- _TASK_
Your task is to repeat all of the data exactly while excluding the pictures.

- _EXERCISE DATA_
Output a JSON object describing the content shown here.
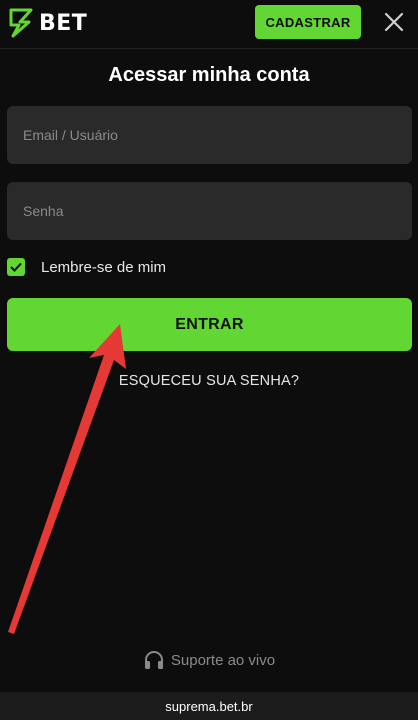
{
  "header": {
    "logo_text": "BET",
    "register_label": "CADASTRAR",
    "close_icon": "close-icon"
  },
  "login": {
    "title": "Acessar minha conta",
    "email_placeholder": "Email / Usuário",
    "password_placeholder": "Senha",
    "remember_label": "Lembre-se de mim",
    "remember_checked": true,
    "submit_label": "ENTRAR",
    "forgot_label": "ESQUECEU SUA SENHA?"
  },
  "support": {
    "label": "Suporte ao vivo",
    "icon": "headphones-icon"
  },
  "footer": {
    "domain": "suprema.bet.br"
  },
  "colors": {
    "accent": "#62d633",
    "background": "#0d0d0d",
    "field_bg": "#2a2a2a",
    "annotation_arrow": "#e53935"
  }
}
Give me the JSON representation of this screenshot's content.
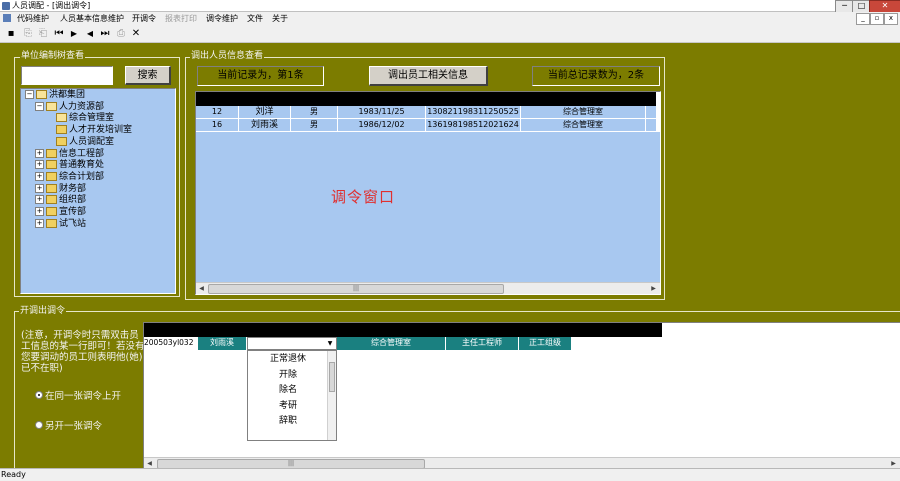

- _REPLY TO THE EXERCISE_
Output a JSON object describing the content shown here.
{
  "header": {
    "logo_text": "BET",
    "register_label": "CADASTRAR",
    "close_icon": "close-icon"
  },
  "login": {
    "title": "Acessar minha conta",
    "email_placeholder": "Email / Usuário",
    "password_placeholder": "Senha",
    "remember_label": "Lembre-se de mim",
    "remember_checked": true,
    "submit_label": "ENTRAR",
    "forgot_label": "ESQUECEU SUA SENHA?"
  },
  "support": {
    "label": "Suporte ao vivo",
    "icon": "headphones-icon"
  },
  "footer": {
    "domain": "suprema.bet.br"
  },
  "colors": {
    "accent": "#62d633",
    "background": "#0d0d0d",
    "field_bg": "#2a2a2a",
    "annotation_arrow": "#e53935"
  }
}
Give me the JSON representation of this screenshot's content.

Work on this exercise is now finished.